## Task goal
Every line with the string "Code" should be gathered.
══ Supplied data
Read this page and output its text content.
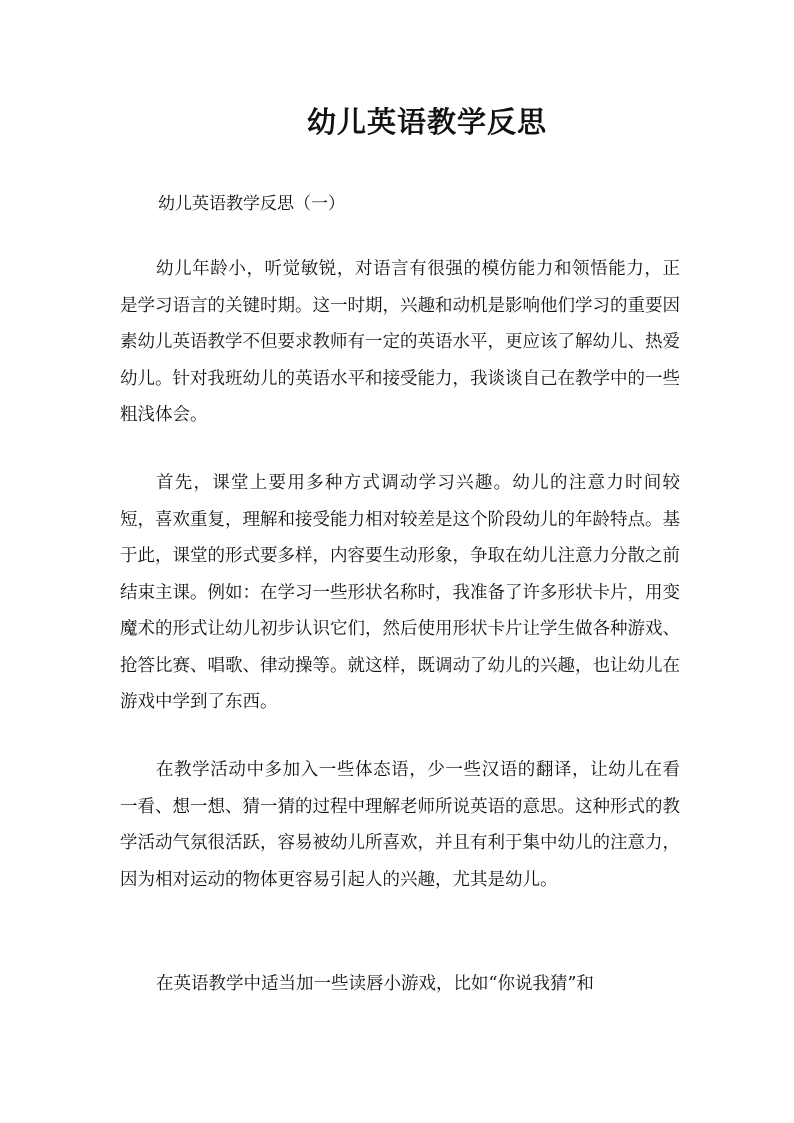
幼儿英语教学反思

幼儿英语教学反思（一）

幼儿年龄小，听觉敏锐，对语言有很强的模仿能力和领悟能力，正是学习语言的关键时期。这一时期，兴趣和动机是影响他们学习的重要因素幼儿英语教学不但要求教师有一定的英语水平，更应该了解幼儿、热爱幼儿。针对我班幼儿的英语水平和接受能力，我谈谈自己在教学中的一些粗浅体会。

首先，课堂上要用多种方式调动学习兴趣。幼儿的注意力时间较短，喜欢重复，理解和接受能力相对较差是这个阶段幼儿的年龄特点。基于此，课堂的形式要多样，内容要生动形象，争取在幼儿注意力分散之前结束主课。例如：在学习一些形状名称时，我准备了许多形状卡片，用变魔术的形式让幼儿初步认识它们，然后使用形状卡片让学生做各种游戏、抢答比赛、唱歌、律动操等。就这样，既调动了幼儿的兴趣，也让幼儿在游戏中学到了东西。

在教学活动中多加入一些体态语，少一些汉语的翻译，让幼儿在看一看、想一想、猜一猜的过程中理解老师所说英语的意思。这种形式的教学活动气氛很活跃，容易被幼儿所喜欢，并且有利于集中幼儿的注意力，因为相对运动的物体更容易引起人的兴趣，尤其是幼儿。

在英语教学中适当加一些读唇小游戏，比如“你说我猜”和
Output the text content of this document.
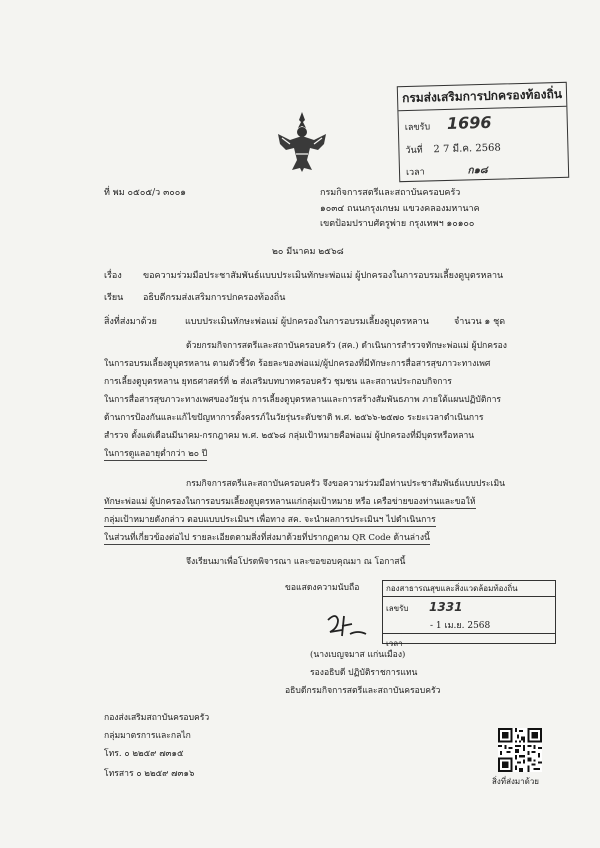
กรมส่งเสริมการปกครองท้องถิ่น
เลขรับ 1696
วันที่ 2 7 มี.ค. 2568
เวลา	ก๑๘
ที่ พม ๐๕๐๕/ว ๓๐๐๑	กรมกิจการสตรีและสถาบันครอบครัว
๑๐๓๔ ถนนกรุงเกษม แขวงคลองมหานาค
เขตป้อมปราบศัตรูพ่าย กรุงเทพฯ ๑๐๑๐๐
๒๐ มีนาคม ๒๕๖๘
เรื่อง ขอความร่วมมือประชาสัมพันธ์แบบประเมินทักษะพ่อแม่ ผู้ปกครองในการอบรมเลี้ยงดูบุตรหลาน
เรียน อธิบดีกรมส่งเสริมการปกครองท้องถิ่น
สิ่งที่ส่งมาด้วย	แบบประเมินทักษะพ่อแม่ ผู้ปกครองในการอบรมเลี้ยงดูบุตรหลาน	จำนวน ๑ ชุด
ด้วยกรมกิจการสตรีและสถาบันครอบครัว (สค.) ดำเนินการสำรวจทักษะพ่อแม่ ผู้ปกครอง
ในการอบรมเลี้ยงดูบุตรหลาน ตามตัวชี้วัด ร้อยละของพ่อแม่/ผู้ปกครองที่มีทักษะการสื่อสารสุขภาวะทางเพศ
การเลี้ยงดูบุตรหลาน ยุทธศาสตร์ที่ ๒ ส่งเสริมบทบาทครอบครัว ชุมชน และสถานประกอบกิจการ
ในการสื่อสารสุขภาวะทางเพศของวัยรุ่น การเลี้ยงดูบุตรหลานและการสร้างสัมพันธภาพ ภายใต้แผนปฏิบัติการ
ด้านการป้องกันและแก้ไขปัญหาการตั้งครรภ์ในวัยรุ่นระดับชาติ พ.ศ. ๒๕๖๖-๒๕๗๐ ระยะเวลาดำเนินการ
สำรวจ ตั้งแต่เดือนมีนาคม-กรกฎาคม พ.ศ. ๒๕๖๘ กลุ่มเป้าหมายคือพ่อแม่ ผู้ปกครองที่มีบุตรหรือหลาน
ในการดูแลอายุต่ำกว่า ๒๐ ปี
กรมกิจการสตรีและสถาบันครอบครัว จึงขอความร่วมมือท่านประชาสัมพันธ์แบบประเมิน
ทักษะพ่อแม่ ผู้ปกครองในการอบรมเลี้ยงดูบุตรหลานแก่กลุ่มเป้าหมาย หรือ เครือข่ายของท่านและขอให้
กลุ่มเป้าหมายดังกล่าว ตอบแบบประเมินฯ เพื่อทาง สค. จะนำผลการประเมินฯ ไปดำเนินการ
ในส่วนที่เกี่ยวข้องต่อไป รายละเอียดตามสิ่งที่ส่งมาด้วยที่ปรากฏตาม QR Code ด้านล่างนี้
จึงเรียนมาเพื่อโปรดพิจารณา และขอขอบคุณมา ณ โอกาสนี้
ขอแสดงความนับถือ	กองสาธารณสุขและสิ่งแวดล้อมท้องถิ่น
เลขรับ 1331
- 1 เม.ย. 2568
เวลา
(นางเบญจมาส แก่นเมือง)
รองอธิบดี ปฏิบัติราชการแทน
อธิบดีกรมกิจการสตรีและสถาบันครอบครัว
กองส่งเสริมสถาบันครอบครัว
กลุ่มมาตรการและกลไก
โทร. ๐ ๒๒๕๙ ๗๓๑๕
โทรสาร ๐ ๒๒๕๙ ๗๓๑๖
สิ่งที่ส่งมาด้วย
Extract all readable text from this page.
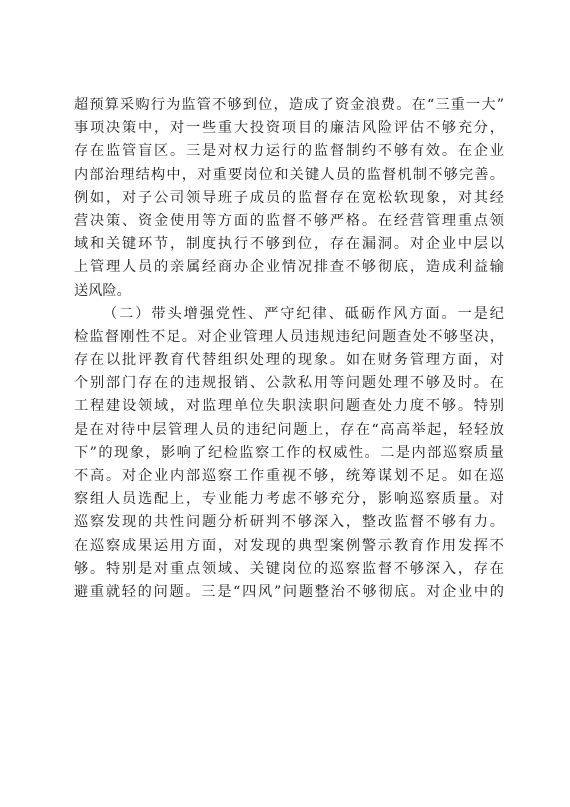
超预算采购行为监管不够到位，造成了资金浪费。在“三重一大”
事项决策中，对一些重大投资项目的廉洁风险评估不够充分，
存在监管盲区。三是对权力运行的监督制约不够有效。在企业
内部治理结构中，对重要岗位和关键人员的监督机制不够完善。
例如，对子公司领导班子成员的监督存在宽松软现象，对其经
营决策、资金使用等方面的监督不够严格。在经营管理重点领
域和关键环节，制度执行不够到位，存在漏洞。对企业中层以
上管理人员的亲属经商办企业情况排查不够彻底，造成利益输
送风险。
（二）带头增强党性、严守纪律、砥砺作风方面。一是纪
检监督刚性不足。对企业管理人员违规违纪问题查处不够坚决，
存在以批评教育代替组织处理的现象。如在财务管理方面，对
个别部门存在的违规报销、公款私用等问题处理不够及时。在
工程建设领域，对监理单位失职渎职问题查处力度不够。特别
是在对待中层管理人员的违纪问题上，存在“高高举起，轻轻放
下”的现象，影响了纪检监察工作的权威性。二是内部巡察质量
不高。对企业内部巡察工作重视不够，统筹谋划不足。如在巡
察组人员选配上，专业能力考虑不够充分，影响巡察质量。对
巡察发现的共性问题分析研判不够深入，整改监督不够有力。
在巡察成果运用方面，对发现的典型案例警示教育作用发挥不
够。特别是对重点领域、关键岗位的巡察监督不够深入，存在
避重就轻的问题。三是“四风”问题整治不够彻底。对企业中的
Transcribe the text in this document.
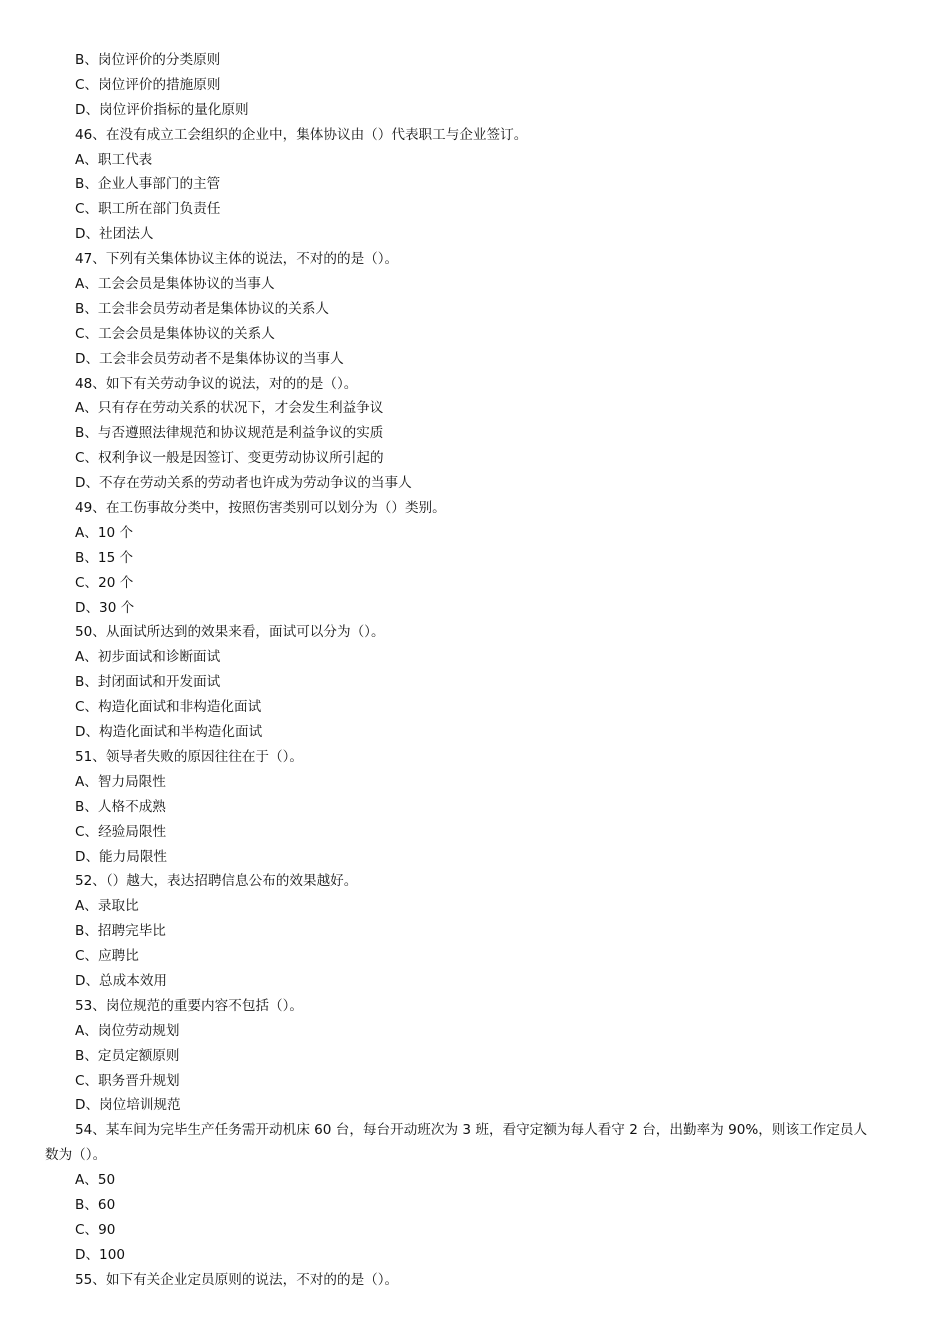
B、岗位评价的分类原则
C、岗位评价的措施原则
D、岗位评价指标的量化原则
46、在没有成立工会组织的企业中，集体协议由（）代表职工与企业签订。
A、职工代表
B、企业人事部门的主管
C、职工所在部门负责任
D、社团法人
47、下列有关集体协议主体的说法，不对的的是（）。
A、工会会员是集体协议的当事人
B、工会非会员劳动者是集体协议的关系人
C、工会会员是集体协议的关系人
D、工会非会员劳动者不是集体协议的当事人
48、如下有关劳动争议的说法，对的的是（）。
A、只有存在劳动关系的状况下，才会发生利益争议
B、与否遵照法律规范和协议规范是利益争议的实质
C、权利争议一般是因签订、变更劳动协议所引起的
D、不存在劳动关系的劳动者也许成为劳动争议的当事人
49、在工伤事故分类中，按照伤害类别可以划分为（）类别。
A、10 个
B、15 个
C、20 个
D、30 个
50、从面试所达到的效果来看，面试可以分为（）。
A、初步面试和诊断面试
B、封闭面试和开发面试
C、构造化面试和非构造化面试
D、构造化面试和半构造化面试
51、领导者失败的原因往往在于（）。
A、智力局限性
B、人格不成熟
C、经验局限性
D、能力局限性
52、（）越大，表达招聘信息公布的效果越好。
A、录取比
B、招聘完毕比
C、应聘比
D、总成本效用
53、岗位规范的重要内容不包括（）。
A、岗位劳动规划
B、定员定额原则
C、职务晋升规划
D、岗位培训规范
54、某车间为完毕生产任务需开动机床 60 台，每台开动班次为 3 班，看守定额为每人看守 2 台，出勤率为 90%，则该工作定员人
数为（）。
A、50
B、60
C、90
D、100
55、如下有关企业定员原则的说法，不对的的是（）。
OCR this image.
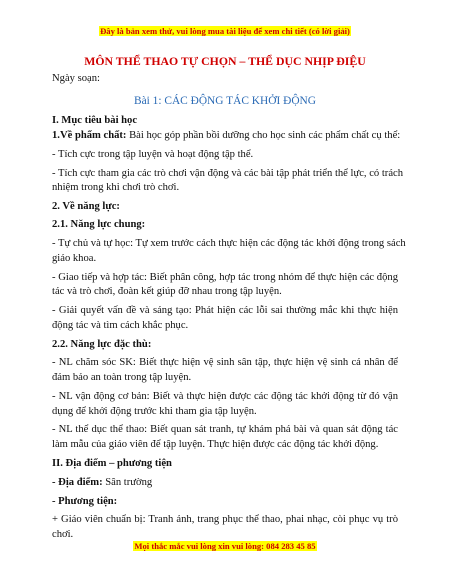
Đây là bản xem thử, vui lòng mua tài liệu để xem chi tiết (có lời giải)
MÔN THỂ THAO TỰ CHỌN – THỂ DỤC NHỊP ĐIỆU
Ngày soạn:
Bài 1: CÁC ĐỘNG TÁC KHỞI ĐỘNG
I. Mục tiêu bài học
1.Về phẩm chất: Bài học góp phần bồi dưỡng cho học sinh các phẩm chất cụ thể:
- Tích cực trong tập luyện và hoạt động tập thể.
- Tích cực tham gia các trò chơi vận động và các bài tập phát triển thể lực, có trách
nhiệm trong khi chơi trò chơi.
2. Về năng lực:
2.1. Năng lực chung:
- Tự chủ và tự học: Tự xem trước cách thực hiện các động tác khởi động trong sách
giáo khoa.
- Giao tiếp và hợp tác: Biết phân công, hợp tác trong nhóm để thực hiện các động
tác và trò chơi, đoàn kết giúp đỡ nhau trong tập luyện.
- Giải quyết vấn đề và sáng tạo: Phát hiện các lỗi sai thường mắc khi thực hiện
động tác và tìm cách khắc phục.
2.2. Năng lực đặc thù:
- NL chăm sóc SK: Biết thực hiện vệ sinh sân tập, thực hiện vệ sinh cá nhân để
đảm bảo an toàn trong tập luyện.
- NL vận động cơ bản: Biết và thực hiện được các động tác khởi động từ đó vận
dụng để khởi động trước khi tham gia tập luyện.
- NL thể dục thể thao: Biết quan sát tranh, tự khám phá bài và quan sát động tác
làm mẫu của giáo viên để tập luyện. Thực hiện được các động tác khởi động.
II. Địa điểm – phương tiện
- Địa điểm: Sân trường
- Phương tiện:
+ Giáo viên chuẩn bị: Tranh ảnh, trang phục thể thao, phai nhạc, còi phục vụ trò
chơi.
Mọi thắc mắc vui lòng xin vui lòng: 084 283 45 85
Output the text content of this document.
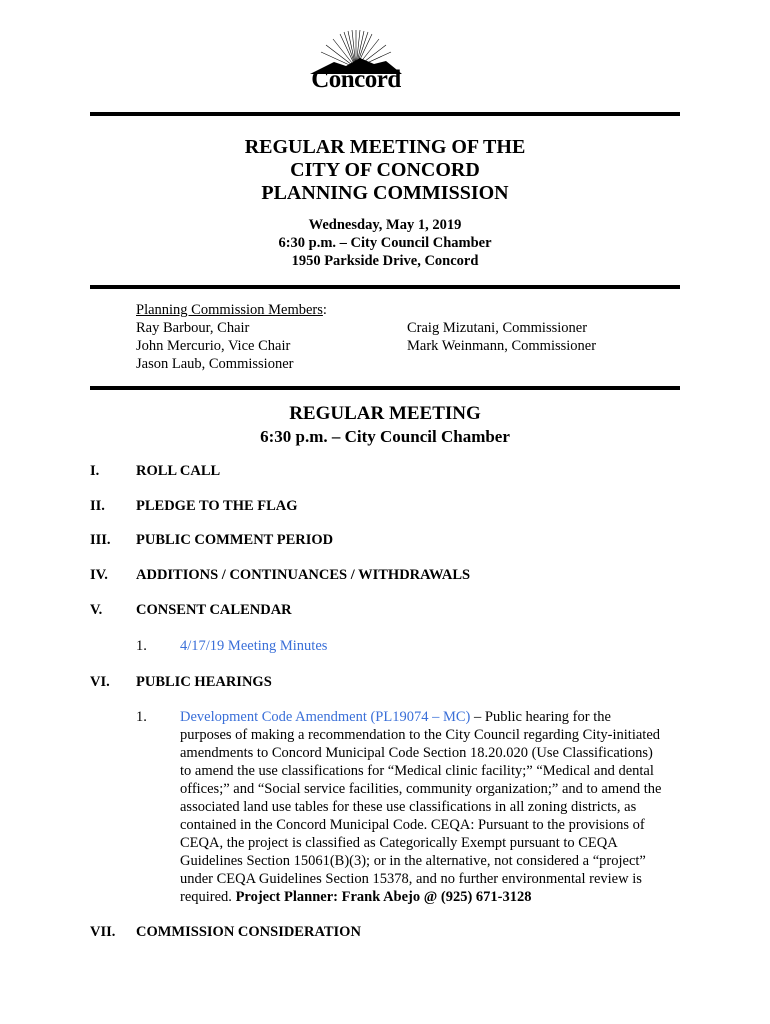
Concord
REGULAR MEETING OF THE
CITY OF CONCORD
PLANNING COMMISSION
Wednesday, May 1, 2019
6:30 p.m. – City Council Chamber
1950 Parkside Drive, Concord
Planning Commission Members:
Ray Barbour, Chair
John Mercurio, Vice Chair
Jason Laub, Commissioner
Craig Mizutani, Commissioner
Mark Weinmann, Commissioner
REGULAR MEETING
6:30 p.m. – City Council Chamber
I.	ROLL CALL
II. PLEDGE TO THE FLAG
III. PUBLIC COMMENT PERIOD
IV. ADDITIONS / CONTINUANCES / WITHDRAWALS
V. CONSENT CALENDAR
1. 4/17/19 Meeting Minutes
VI. PUBLIC HEARINGS
1. Development Code Amendment (PL19074 – MC) – Public hearing for the
purposes of making a recommendation to the City Council regarding City-initiated
amendments to Concord Municipal Code Section 18.20.020 (Use Classifications)
to amend the use classifications for “Medical clinic facility;” “Medical and dental
offices;” and “Social service facilities, community organization;” and to amend the
associated land use tables for these use classifications in all zoning districts, as
contained in the Concord Municipal Code. CEQA: Pursuant to the provisions of
CEQA, the project is classified as Categorically Exempt pursuant to CEQA
Guidelines Section 15061(B)(3); or in the alternative, not considered a “project”
under CEQA Guidelines Section 15378, and no further environmental review is
required. Project Planner: Frank Abejo @ (925) 671-3128
VII. COMMISSION CONSIDERATION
════
## Answer in full
ในส่วนที่เกี่ยวข้องต่อไป รายละเอียดตามสิ่งที่ส่งมาด้วยที่ปรากฏตาม QR Code ด้านล่างนี้
1. Development Code Amendment (PL19074 – MC) – Public hearing for the
amendments to Concord Municipal Code Section 18.20.020 (Use Classifications)
contained in the Concord Municipal Code. CEQA: Pursuant to the provisions of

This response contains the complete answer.